WORK TO BE COMPLETED:
Write every line out verbatim and omit the pictures.

ENTRIES SHOWN:
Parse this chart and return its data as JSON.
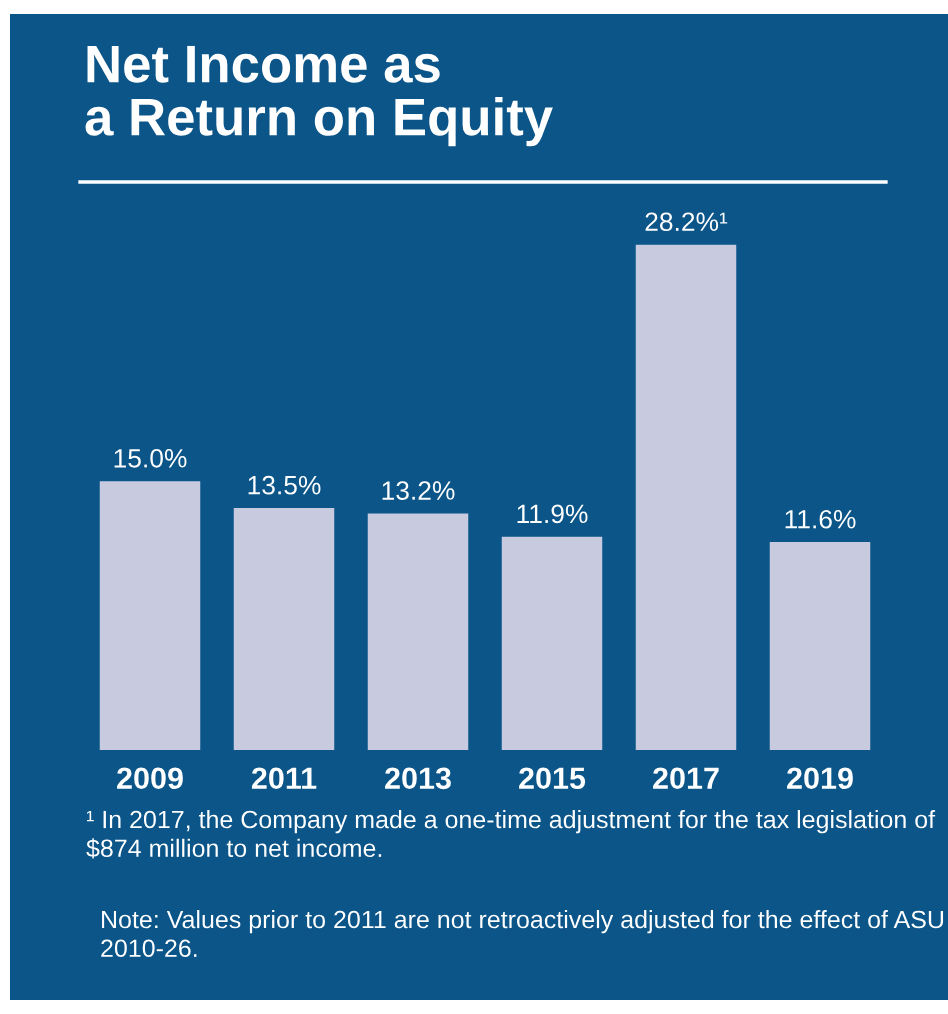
{
  "chart_data": {
    "type": "bar",
    "title": "Net Income as\na Return on Equity",
    "categories": [
      "2009",
      "2011",
      "2013",
      "2015",
      "2017",
      "2019"
    ],
    "values": [
      15.0,
      13.5,
      13.2,
      11.9,
      28.2,
      11.6
    ],
    "value_labels": [
      "15.0%",
      "13.5%",
      "13.2%",
      "11.9%",
      "28.2%¹",
      "11.6%"
    ],
    "color": "#c8cbe0",
    "annotations": [
      "¹ In 2017, the Company made a one-time adjustment for the tax legislation of $874 million to net income.",
      "Note: Values prior to 2011 are not retroactively adjusted for the effect of ASU 2010-26."
    ]
  }
}
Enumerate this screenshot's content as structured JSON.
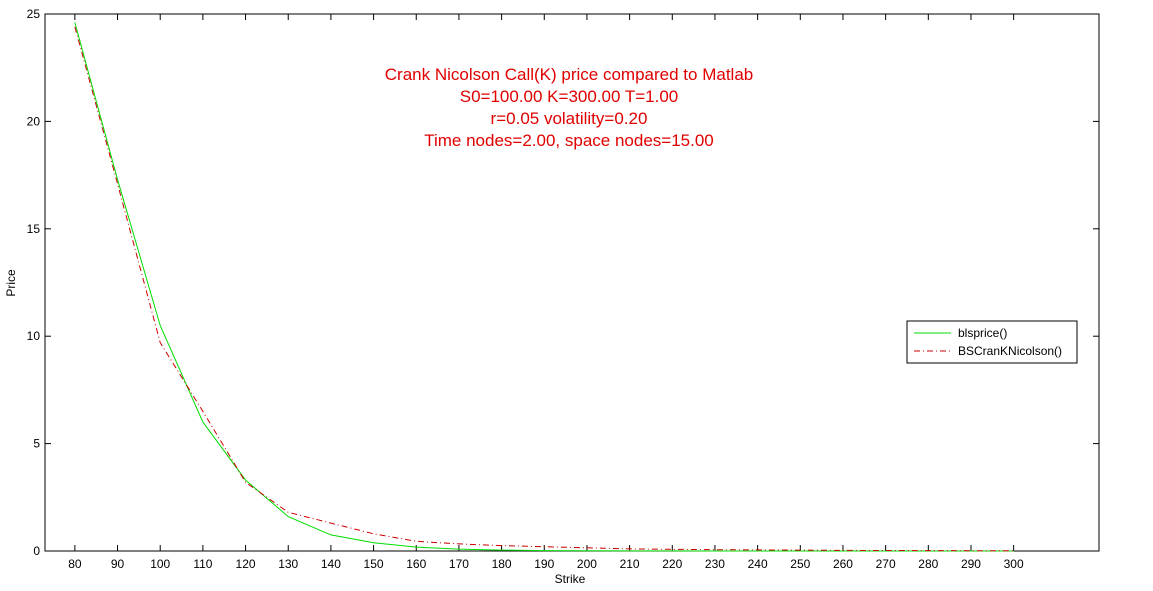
{
  "chart_data": {
    "type": "line",
    "title_lines": [
      "Crank Nicolson Call(K) price compared to Matlab",
      "S0=100.00 K=300.00 T=1.00",
      "r=0.05 volatility=0.20",
      "Time nodes=2.00, space nodes=15.00"
    ],
    "title_color": "#e00000",
    "xlabel": "Strike",
    "ylabel": "Price",
    "xlim": [
      73,
      320
    ],
    "ylim": [
      0,
      25
    ],
    "xticks": [
      80,
      90,
      100,
      110,
      120,
      130,
      140,
      150,
      160,
      170,
      180,
      190,
      200,
      210,
      220,
      230,
      240,
      250,
      260,
      270,
      280,
      290,
      300
    ],
    "yticks": [
      0,
      5,
      10,
      15,
      20,
      25
    ],
    "grid": false,
    "legend_position": "right",
    "x": [
      80,
      90,
      100,
      110,
      120,
      130,
      140,
      150,
      160,
      170,
      180,
      190,
      200,
      210,
      220,
      230,
      240,
      250,
      260,
      270,
      280,
      290,
      300
    ],
    "series": [
      {
        "name": "blsprice()",
        "color": "#00dd00",
        "style": "solid",
        "values": [
          24.6,
          17.3,
          10.5,
          6.0,
          3.3,
          1.6,
          0.75,
          0.38,
          0.18,
          0.09,
          0.04,
          0.02,
          0.01,
          0.005,
          0.003,
          0.001,
          0.0,
          0.0,
          0.0,
          0.0,
          0.0,
          0.0,
          0.0
        ]
      },
      {
        "name": "BSCranKNicolson()",
        "color": "#cc0000",
        "style": "dashdot",
        "values": [
          24.4,
          17.1,
          9.7,
          6.5,
          3.2,
          1.8,
          1.3,
          0.8,
          0.45,
          0.33,
          0.25,
          0.2,
          0.15,
          0.1,
          0.08,
          0.06,
          0.05,
          0.04,
          0.03,
          0.025,
          0.02,
          0.015,
          0.01
        ]
      }
    ]
  }
}
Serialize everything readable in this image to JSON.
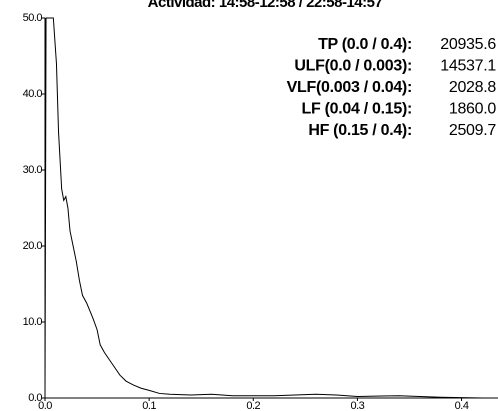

RESPONSE TO THE TASK:
Parse this chart and return its data as JSON.
{
  "chart_data": {
    "type": "bar",
    "title": "Net Income as\na Return on Equity",
    "categories": [
      "2009",
      "2011",
      "2013",
      "2015",
      "2017",
      "2019"
    ],
    "values": [
      15.0,
      13.5,
      13.2,
      11.9,
      28.2,
      11.6
    ],
    "value_labels": [
      "15.0%",
      "13.5%",
      "13.2%",
      "11.9%",
      "28.2%¹",
      "11.6%"
    ],
    "color": "#c8cbe0",
    "annotations": [
      "¹ In 2017, the Company made a one-time adjustment for the tax legislation of $874 million to net income.",
      "Note: Values prior to 2011 are not retroactively adjusted for the effect of ASU 2010-26."
    ]
  }
}
Enumerate this screenshot's content as structured JSON.
{
  "chart_data": {
    "type": "line",
    "title_lines": [
      "Crank Nicolson Call(K) price compared to Matlab",
      "S0=100.00 K=300.00 T=1.00",
      "r=0.05 volatility=0.20",
      "Time nodes=2.00, space nodes=15.00"
    ],
    "title_color": "#e00000",
    "xlabel": "Strike",
    "ylabel": "Price",
    "xlim": [
      73,
      320
    ],
    "ylim": [
      0,
      25
    ],
    "xticks": [
      80,
      90,
      100,
      110,
      120,
      130,
      140,
      150,
      160,
      170,
      180,
      190,
      200,
      210,
      220,
      230,
      240,
      250,
      260,
      270,
      280,
      290,
      300
    ],
    "yticks": [
      0,
      5,
      10,
      15,
      20,
      25
    ],
    "grid": false,
    "legend_position": "right",
    "x": [
      80,
      90,
      100,
      110,
      120,
      130,
      140,
      150,
      160,
      170,
      180,
      190,
      200,
      210,
      220,
      230,
      240,
      250,
      260,
      270,
      280,
      290,
      300
    ],
    "series": [
      {
        "name": "blsprice()",
        "color": "#00dd00",
        "style": "solid",
        "values": [
          24.6,
          17.3,
          10.5,
          6.0,
          3.3,
          1.6,
          0.75,
          0.38,
          0.18,
          0.09,
          0.04,
          0.02,
          0.01,
          0.005,
          0.003,
          0.001,
          0.0,
          0.0,
          0.0,
          0.0,
          0.0,
          0.0,
          0.0
        ]
      },
      {
        "name": "BSCranKNicolson()",
        "color": "#cc0000",
        "style": "dashdot",
        "values": [
          24.4,
          17.1,
          9.7,
          6.5,
          3.2,
          1.8,
          1.3,
          0.8,
          0.45,
          0.33,
          0.25,
          0.2,
          0.15,
          0.1,
          0.08,
          0.06,
          0.05,
          0.04,
          0.03,
          0.025,
          0.02,
          0.015,
          0.01
        ]
      }
    ]
  }
}
Serialize everything readable in this image to JSON.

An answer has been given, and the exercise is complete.